## RECORDS FOR THE TASK
- - -
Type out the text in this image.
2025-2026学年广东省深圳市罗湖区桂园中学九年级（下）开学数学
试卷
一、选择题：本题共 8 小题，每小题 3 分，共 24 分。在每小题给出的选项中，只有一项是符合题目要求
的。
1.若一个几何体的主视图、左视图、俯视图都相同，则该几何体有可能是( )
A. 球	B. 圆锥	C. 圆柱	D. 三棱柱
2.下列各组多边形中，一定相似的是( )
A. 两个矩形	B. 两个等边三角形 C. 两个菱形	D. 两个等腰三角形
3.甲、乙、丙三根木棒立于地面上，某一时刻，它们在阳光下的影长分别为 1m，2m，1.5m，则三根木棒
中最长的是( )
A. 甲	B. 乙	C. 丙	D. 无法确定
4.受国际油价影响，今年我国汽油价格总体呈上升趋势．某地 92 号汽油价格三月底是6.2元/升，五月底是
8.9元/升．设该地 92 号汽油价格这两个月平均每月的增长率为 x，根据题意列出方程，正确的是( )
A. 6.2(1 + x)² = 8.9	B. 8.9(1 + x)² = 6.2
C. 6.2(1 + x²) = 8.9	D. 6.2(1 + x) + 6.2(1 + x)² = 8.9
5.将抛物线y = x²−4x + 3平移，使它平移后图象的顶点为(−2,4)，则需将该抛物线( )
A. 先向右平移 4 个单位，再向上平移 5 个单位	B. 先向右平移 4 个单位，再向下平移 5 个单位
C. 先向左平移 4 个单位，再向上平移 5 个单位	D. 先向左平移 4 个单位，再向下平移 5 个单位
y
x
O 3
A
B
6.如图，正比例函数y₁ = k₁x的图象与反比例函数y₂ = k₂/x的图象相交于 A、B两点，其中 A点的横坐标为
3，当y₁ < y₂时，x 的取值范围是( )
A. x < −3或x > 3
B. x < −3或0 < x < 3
- - -
## WHAT YOU HAVE TO DO
Reproduce every line from the entries that holds the word "再向下平移".

## WORKED ANSWER
A. 先向右平移 4 个单位，再向上平移 5 个单位	B. 先向右平移 4 个单位，再向下平移 5 个单位
C. 先向左平移 4 个单位，再向上平移 5 个单位	D. 先向左平移 4 个单位，再向下平移 5 个单位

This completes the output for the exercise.